*INSTRUCTIONS FOR THE TASK*: Return all lines in the material below that contain "Hoceima".

+++ DATA RECORDS

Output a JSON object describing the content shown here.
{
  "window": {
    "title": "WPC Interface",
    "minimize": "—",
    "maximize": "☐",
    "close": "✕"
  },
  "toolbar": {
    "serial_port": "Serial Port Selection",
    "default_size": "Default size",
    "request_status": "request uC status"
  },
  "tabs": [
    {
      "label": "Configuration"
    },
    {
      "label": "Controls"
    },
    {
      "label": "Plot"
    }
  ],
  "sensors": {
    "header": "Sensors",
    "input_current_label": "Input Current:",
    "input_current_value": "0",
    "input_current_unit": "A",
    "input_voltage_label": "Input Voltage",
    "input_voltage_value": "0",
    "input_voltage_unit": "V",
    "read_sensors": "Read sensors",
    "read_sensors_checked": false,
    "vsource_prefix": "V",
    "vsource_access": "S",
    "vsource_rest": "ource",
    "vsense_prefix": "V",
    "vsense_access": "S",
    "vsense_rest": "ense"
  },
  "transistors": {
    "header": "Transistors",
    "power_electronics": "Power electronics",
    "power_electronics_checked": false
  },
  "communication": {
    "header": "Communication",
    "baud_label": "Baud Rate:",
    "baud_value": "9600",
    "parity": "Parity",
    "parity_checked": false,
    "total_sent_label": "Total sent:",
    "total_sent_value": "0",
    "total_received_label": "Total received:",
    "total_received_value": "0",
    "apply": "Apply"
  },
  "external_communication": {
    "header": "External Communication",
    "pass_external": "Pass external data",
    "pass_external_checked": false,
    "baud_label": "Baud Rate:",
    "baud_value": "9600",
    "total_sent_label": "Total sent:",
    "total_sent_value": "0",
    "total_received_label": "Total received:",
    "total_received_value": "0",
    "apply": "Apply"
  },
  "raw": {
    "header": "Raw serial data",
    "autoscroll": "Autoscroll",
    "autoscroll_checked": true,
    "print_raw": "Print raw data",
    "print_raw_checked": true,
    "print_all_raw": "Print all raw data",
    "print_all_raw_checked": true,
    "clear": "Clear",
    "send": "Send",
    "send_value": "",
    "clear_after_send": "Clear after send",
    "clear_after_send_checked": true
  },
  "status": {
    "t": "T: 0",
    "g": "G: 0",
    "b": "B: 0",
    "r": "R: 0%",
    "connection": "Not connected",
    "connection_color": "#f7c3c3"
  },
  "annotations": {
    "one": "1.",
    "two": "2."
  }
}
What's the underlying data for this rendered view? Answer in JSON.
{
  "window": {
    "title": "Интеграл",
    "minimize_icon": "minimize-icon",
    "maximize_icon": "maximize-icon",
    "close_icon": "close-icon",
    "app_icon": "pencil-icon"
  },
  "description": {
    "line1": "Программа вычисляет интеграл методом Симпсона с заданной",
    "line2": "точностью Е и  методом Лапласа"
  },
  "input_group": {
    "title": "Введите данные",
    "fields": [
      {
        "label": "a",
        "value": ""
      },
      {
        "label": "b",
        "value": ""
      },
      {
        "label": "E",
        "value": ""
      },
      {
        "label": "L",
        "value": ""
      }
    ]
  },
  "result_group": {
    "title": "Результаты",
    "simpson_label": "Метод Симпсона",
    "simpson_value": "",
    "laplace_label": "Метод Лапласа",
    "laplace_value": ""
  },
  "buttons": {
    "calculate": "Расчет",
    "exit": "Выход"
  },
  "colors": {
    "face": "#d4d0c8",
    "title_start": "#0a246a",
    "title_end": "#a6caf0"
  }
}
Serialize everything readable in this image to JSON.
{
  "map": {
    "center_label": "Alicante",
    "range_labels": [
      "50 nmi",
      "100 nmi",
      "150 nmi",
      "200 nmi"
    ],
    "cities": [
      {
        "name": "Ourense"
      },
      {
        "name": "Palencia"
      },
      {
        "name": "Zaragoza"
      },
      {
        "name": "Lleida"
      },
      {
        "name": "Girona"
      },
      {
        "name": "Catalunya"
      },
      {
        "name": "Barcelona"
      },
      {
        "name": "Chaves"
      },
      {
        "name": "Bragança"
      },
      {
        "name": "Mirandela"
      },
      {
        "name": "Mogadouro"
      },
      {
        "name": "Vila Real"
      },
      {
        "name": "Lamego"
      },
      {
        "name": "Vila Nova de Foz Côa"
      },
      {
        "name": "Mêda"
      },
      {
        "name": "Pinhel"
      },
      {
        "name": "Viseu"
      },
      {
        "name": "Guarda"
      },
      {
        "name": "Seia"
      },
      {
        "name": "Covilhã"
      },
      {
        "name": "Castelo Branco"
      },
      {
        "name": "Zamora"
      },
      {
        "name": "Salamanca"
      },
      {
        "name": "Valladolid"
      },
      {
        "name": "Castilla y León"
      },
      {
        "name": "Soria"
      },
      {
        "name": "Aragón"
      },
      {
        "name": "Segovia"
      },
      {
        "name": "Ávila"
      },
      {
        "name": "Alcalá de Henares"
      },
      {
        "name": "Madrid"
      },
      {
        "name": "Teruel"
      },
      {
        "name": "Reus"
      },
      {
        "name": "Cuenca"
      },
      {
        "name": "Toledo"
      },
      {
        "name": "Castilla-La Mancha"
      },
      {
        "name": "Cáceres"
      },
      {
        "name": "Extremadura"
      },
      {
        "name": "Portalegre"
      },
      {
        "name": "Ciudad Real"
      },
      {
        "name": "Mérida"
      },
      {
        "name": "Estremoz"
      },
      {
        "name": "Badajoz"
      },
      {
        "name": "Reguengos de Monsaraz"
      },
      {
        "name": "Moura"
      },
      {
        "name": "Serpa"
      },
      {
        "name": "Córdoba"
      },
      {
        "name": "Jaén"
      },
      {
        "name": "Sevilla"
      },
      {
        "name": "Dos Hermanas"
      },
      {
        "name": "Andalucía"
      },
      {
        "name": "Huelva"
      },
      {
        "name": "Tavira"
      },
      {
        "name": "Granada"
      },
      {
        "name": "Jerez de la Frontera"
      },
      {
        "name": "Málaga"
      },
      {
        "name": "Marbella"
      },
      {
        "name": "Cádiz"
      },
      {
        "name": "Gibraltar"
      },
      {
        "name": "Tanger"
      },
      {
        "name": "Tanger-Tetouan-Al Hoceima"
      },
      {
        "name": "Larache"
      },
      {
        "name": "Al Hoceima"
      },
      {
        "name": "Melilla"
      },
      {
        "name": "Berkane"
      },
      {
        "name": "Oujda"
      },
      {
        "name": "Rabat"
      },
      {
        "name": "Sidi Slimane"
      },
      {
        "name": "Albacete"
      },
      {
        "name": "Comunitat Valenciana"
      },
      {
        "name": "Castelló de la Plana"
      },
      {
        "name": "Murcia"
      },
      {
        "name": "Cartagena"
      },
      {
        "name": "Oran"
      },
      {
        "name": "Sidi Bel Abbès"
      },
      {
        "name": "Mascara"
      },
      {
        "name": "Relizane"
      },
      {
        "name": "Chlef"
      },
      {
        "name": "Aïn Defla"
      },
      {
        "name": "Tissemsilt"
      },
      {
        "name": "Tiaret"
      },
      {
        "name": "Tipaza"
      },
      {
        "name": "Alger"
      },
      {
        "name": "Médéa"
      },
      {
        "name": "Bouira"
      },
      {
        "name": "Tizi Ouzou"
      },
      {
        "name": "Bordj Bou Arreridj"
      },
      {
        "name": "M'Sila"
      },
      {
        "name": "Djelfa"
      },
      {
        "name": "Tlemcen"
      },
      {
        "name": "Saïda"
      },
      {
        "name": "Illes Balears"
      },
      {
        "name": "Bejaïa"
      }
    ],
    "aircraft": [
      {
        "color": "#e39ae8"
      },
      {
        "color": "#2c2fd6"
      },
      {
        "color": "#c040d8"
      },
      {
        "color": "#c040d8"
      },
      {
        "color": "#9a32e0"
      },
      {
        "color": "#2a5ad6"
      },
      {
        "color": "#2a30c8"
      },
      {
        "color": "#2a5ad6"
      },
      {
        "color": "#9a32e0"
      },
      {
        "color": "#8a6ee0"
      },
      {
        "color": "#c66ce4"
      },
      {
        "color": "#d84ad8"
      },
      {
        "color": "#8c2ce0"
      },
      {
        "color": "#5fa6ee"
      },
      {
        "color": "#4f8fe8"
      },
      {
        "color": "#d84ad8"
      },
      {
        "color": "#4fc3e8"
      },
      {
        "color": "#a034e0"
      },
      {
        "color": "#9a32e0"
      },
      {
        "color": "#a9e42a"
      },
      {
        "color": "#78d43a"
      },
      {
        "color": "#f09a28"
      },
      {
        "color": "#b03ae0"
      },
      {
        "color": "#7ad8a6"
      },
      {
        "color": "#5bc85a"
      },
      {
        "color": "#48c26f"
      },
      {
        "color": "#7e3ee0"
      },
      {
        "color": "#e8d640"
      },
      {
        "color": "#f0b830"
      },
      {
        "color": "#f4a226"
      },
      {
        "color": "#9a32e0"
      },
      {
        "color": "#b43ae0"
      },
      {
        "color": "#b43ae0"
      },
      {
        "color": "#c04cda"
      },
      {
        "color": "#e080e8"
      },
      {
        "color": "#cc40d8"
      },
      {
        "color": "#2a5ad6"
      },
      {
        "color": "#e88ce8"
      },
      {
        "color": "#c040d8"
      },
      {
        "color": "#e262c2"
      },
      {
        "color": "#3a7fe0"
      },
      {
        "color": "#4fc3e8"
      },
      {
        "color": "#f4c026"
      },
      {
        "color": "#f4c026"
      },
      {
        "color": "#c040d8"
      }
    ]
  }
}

++++++
+++ DATA RECORDS

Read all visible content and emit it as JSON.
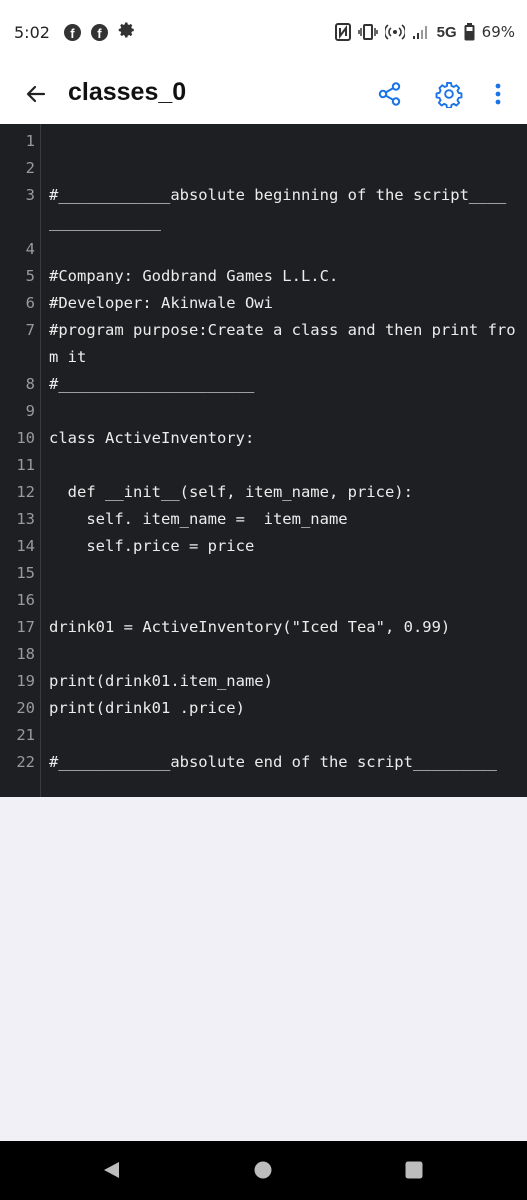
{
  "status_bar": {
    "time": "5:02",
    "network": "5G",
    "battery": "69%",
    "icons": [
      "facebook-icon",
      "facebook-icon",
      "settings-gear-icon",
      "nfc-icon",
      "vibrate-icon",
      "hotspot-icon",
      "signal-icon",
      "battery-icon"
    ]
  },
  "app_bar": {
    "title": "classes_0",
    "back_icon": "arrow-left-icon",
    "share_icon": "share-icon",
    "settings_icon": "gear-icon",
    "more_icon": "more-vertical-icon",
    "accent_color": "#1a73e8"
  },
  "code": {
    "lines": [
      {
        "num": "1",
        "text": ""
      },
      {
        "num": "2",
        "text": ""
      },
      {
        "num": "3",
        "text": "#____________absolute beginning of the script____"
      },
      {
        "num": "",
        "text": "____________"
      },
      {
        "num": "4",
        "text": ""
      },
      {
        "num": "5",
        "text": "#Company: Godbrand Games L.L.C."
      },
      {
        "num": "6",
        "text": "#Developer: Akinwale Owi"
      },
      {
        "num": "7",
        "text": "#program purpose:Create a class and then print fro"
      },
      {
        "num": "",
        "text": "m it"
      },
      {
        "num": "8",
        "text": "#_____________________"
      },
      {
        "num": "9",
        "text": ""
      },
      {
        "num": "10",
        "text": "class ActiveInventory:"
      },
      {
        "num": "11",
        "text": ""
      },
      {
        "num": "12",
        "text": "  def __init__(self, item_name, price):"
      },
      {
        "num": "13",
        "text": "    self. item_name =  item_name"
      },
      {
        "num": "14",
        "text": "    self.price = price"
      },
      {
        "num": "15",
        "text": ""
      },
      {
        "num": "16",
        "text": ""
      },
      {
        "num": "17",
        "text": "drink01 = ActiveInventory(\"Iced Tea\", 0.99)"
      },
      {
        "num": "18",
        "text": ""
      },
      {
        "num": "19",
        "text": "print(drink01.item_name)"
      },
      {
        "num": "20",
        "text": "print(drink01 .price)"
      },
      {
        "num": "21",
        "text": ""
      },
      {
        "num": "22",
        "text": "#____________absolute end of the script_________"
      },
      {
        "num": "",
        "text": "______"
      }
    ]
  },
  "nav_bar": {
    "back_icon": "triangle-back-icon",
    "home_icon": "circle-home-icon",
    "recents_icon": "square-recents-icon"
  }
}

++++++

*EXERCISE RESULT*:
        "name": "Tanger-Tetouan-Al Hoceima"
        "name": "Al Hoceima"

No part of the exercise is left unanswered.